— START OF Dataset rows —

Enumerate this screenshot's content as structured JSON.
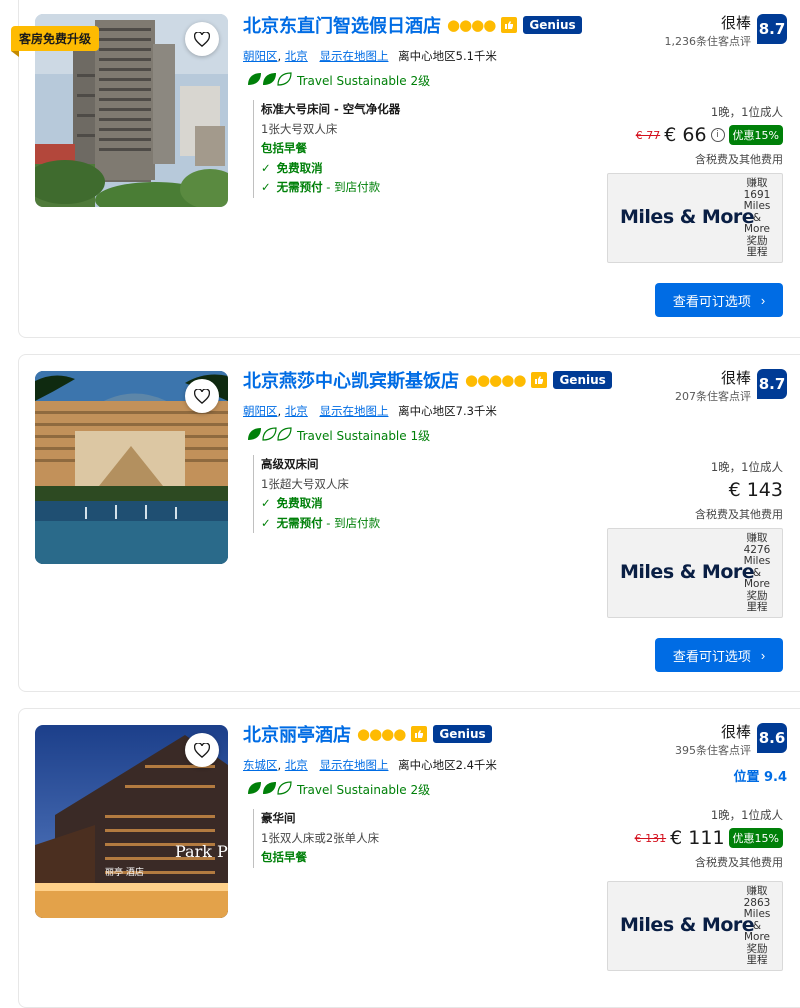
{
  "hotels": [
    {
      "ribbon": "客房免费升级",
      "name": "北京东直门智选假日酒店",
      "stars": "●●●●",
      "genius": "Genius",
      "district": "朝阳区",
      "city": "北京",
      "map_link": "显示在地图上",
      "distance": "离中心地区5.1千米",
      "sustainable": "Travel Sustainable 2级",
      "room_name": "标准大号床间 - 空气净化器",
      "bed": "1张大号双人床",
      "breakfast": "包括早餐",
      "perk1": "免费取消",
      "perk2_bold": "无需预付",
      "perk2_rest": " - 到店付款",
      "score_word": "很棒",
      "reviews": "1,236条住客点评",
      "score": "8.7",
      "nights": "1晚，1位成人",
      "old_price": "€ 77",
      "price": "€ 66",
      "deal": "优惠15%",
      "taxes": "含税费及其他费用",
      "miles_logo": "Miles & More",
      "miles_earn": "赚取 1691 Miles & More 奖励 里程",
      "cta": "查看可订选项"
    },
    {
      "name": "北京燕莎中心凯宾斯基饭店",
      "stars": "●●●●●",
      "genius": "Genius",
      "district": "朝阳区",
      "city": "北京",
      "map_link": "显示在地图上",
      "distance": "离中心地区7.3千米",
      "sustainable": "Travel Sustainable 1级",
      "room_name": "高级双床间",
      "bed": "1张超大号双人床",
      "perk1": "免费取消",
      "perk2_bold": "无需预付",
      "perk2_rest": " - 到店付款",
      "score_word": "很棒",
      "reviews": "207条住客点评",
      "score": "8.7",
      "nights": "1晚，1位成人",
      "price": "€ 143",
      "taxes": "含税费及其他费用",
      "miles_logo": "Miles & More",
      "miles_earn": "赚取 4276 Miles & More 奖励 里程",
      "cta": "查看可订选项"
    },
    {
      "name": "北京丽亭酒店",
      "stars": "●●●●",
      "genius": "Genius",
      "district": "东城区",
      "city": "北京",
      "map_link": "显示在地图上",
      "distance": "离中心地区2.4千米",
      "sustainable": "Travel Sustainable 2级",
      "room_name": "豪华间",
      "bed": "1张双人床或2张单人床",
      "breakfast": "包括早餐",
      "score_word": "很棒",
      "reviews": "395条住客点评",
      "score": "8.6",
      "subscore": "位置 9.4",
      "nights": "1晚，1位成人",
      "old_price": "€ 131",
      "price": "€ 111",
      "deal": "优惠15%",
      "taxes": "含税费及其他费用",
      "miles_logo": "Miles & More",
      "miles_earn": "赚取 2863 Miles & More 奖励 里程",
      "photo_sign": "Park Pl",
      "photo_sign2": "丽亭 酒店"
    }
  ],
  "colors": {
    "link": "#006ce4",
    "brand": "#003b95",
    "green": "#008009",
    "star": "#febb02"
  }
}
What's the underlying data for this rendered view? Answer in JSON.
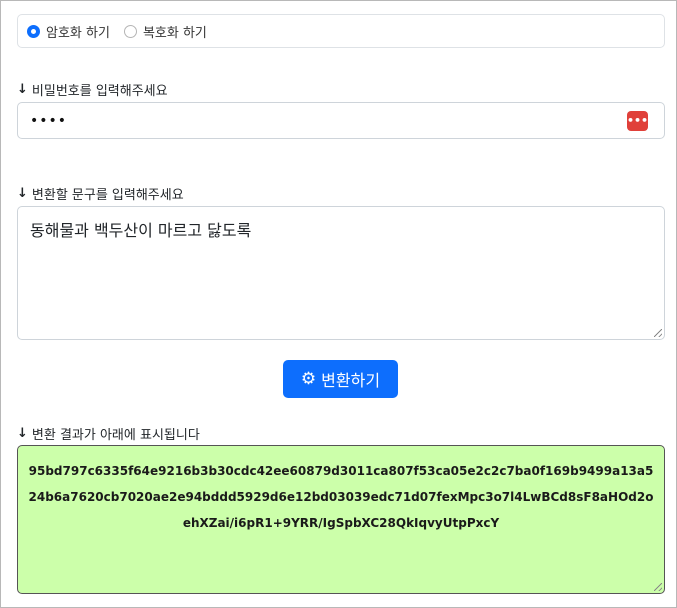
{
  "mode": {
    "options": [
      {
        "label": "암호화 하기",
        "checked": true
      },
      {
        "label": "복호화 하기",
        "checked": false
      }
    ]
  },
  "password": {
    "label": "비밀번호를 입력해주세요",
    "value": "••••",
    "manager_icon": "password-manager-icon",
    "manager_glyph": "•••|"
  },
  "input_text": {
    "label": "변환할 문구를 입력해주세요",
    "value": "동해물과 백두산이 마르고 닳도록"
  },
  "convert_button": {
    "label": "변환하기",
    "icon": "gears-icon",
    "color": "#0d6efd"
  },
  "result": {
    "label": "변환 결과가 아래에 표시됩니다",
    "value": "95bd797c6335f64e9216b3b30cdc42ee60879d3011ca807f53ca05e2c2c7ba0f169b9499a13a524b6a7620cb7020ae2e94bddd5929d6e12bd03039edc71d07fexMpc3o7l4LwBCd8sF8aHOd2oehXZai/i6pR1+9YRR/IgSpbXC28QkIqvyUtpPxcY",
    "background": "#ccffaa"
  },
  "arrow_glyph": "🡓"
}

— END OF Dataset rows —

■ Exercise task:
Write out an exact reproduction of the lines from the line that holds "What's the underlying" to the bottom of the listing above, both ends included. Exclude pictures.

■ Reply to the exercise:
What's the underlying data for this rendered view? Answer in JSON.
{
  "mode": {
    "options": [
      {
        "label": "암호화 하기",
        "checked": true
      },
      {
        "label": "복호화 하기",
        "checked": false
      }
    ]
  },
  "password": {
    "label": "비밀번호를 입력해주세요",
    "value": "••••",
    "manager_icon": "password-manager-icon",
    "manager_glyph": "•••|"
  },
  "input_text": {
    "label": "변환할 문구를 입력해주세요",
    "value": "동해물과 백두산이 마르고 닳도록"
  },
  "convert_button": {
    "label": "변환하기",
    "icon": "gears-icon",
    "color": "#0d6efd"
  },
  "result": {
    "label": "변환 결과가 아래에 표시됩니다",
    "value": "95bd797c6335f64e9216b3b30cdc42ee60879d3011ca807f53ca05e2c2c7ba0f169b9499a13a524b6a7620cb7020ae2e94bddd5929d6e12bd03039edc71d07fexMpc3o7l4LwBCd8sF8aHOd2oehXZai/i6pR1+9YRR/IgSpbXC28QkIqvyUtpPxcY",
    "background": "#ccffaa"
  },
  "arrow_glyph": "🡓"
}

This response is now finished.